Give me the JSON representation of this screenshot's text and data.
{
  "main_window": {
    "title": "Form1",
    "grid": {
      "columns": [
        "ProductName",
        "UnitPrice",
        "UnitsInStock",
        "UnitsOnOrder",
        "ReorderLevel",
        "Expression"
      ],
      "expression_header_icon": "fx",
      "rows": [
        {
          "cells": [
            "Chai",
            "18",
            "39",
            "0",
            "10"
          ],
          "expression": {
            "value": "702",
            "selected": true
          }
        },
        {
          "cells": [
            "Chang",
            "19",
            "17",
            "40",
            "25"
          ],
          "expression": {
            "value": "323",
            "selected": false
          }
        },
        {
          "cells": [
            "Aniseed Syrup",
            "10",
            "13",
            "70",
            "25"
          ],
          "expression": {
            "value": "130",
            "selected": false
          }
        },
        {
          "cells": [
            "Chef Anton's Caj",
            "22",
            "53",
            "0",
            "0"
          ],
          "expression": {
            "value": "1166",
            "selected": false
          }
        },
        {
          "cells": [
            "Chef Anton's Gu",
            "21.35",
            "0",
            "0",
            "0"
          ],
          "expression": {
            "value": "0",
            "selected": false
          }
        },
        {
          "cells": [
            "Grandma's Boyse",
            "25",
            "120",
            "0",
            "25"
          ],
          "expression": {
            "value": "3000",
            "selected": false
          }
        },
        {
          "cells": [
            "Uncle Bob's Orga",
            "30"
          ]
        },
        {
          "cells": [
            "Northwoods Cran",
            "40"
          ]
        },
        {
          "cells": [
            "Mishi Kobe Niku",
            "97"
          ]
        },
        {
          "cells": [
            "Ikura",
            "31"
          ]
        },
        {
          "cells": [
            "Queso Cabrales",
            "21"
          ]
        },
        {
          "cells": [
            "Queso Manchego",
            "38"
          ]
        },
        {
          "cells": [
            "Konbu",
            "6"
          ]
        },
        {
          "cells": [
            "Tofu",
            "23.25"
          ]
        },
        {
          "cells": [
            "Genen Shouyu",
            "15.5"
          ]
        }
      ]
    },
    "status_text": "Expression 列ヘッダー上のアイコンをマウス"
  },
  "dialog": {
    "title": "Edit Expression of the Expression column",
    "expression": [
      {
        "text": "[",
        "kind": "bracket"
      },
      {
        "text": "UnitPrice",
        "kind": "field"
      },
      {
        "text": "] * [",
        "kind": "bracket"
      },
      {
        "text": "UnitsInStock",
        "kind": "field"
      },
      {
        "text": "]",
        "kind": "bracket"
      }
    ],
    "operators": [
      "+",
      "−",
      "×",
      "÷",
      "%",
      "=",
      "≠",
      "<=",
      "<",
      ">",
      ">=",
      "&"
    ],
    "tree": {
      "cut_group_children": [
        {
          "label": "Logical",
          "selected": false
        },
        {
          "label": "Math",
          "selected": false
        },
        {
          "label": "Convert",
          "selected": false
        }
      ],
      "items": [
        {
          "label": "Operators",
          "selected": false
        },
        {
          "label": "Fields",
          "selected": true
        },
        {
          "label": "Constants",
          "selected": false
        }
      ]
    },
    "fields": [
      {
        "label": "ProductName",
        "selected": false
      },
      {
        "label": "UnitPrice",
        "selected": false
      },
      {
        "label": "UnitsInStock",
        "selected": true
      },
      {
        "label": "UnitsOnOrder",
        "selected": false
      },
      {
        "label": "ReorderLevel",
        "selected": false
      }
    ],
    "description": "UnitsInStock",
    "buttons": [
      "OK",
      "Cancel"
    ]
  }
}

Task brief.
Scan the material for lines with the word "value", and copy each line you find.

The output.
            "value": "702",
            "value": "323",
            "value": "130",
            "value": "1166",
            "value": "0",
            "value": "3000",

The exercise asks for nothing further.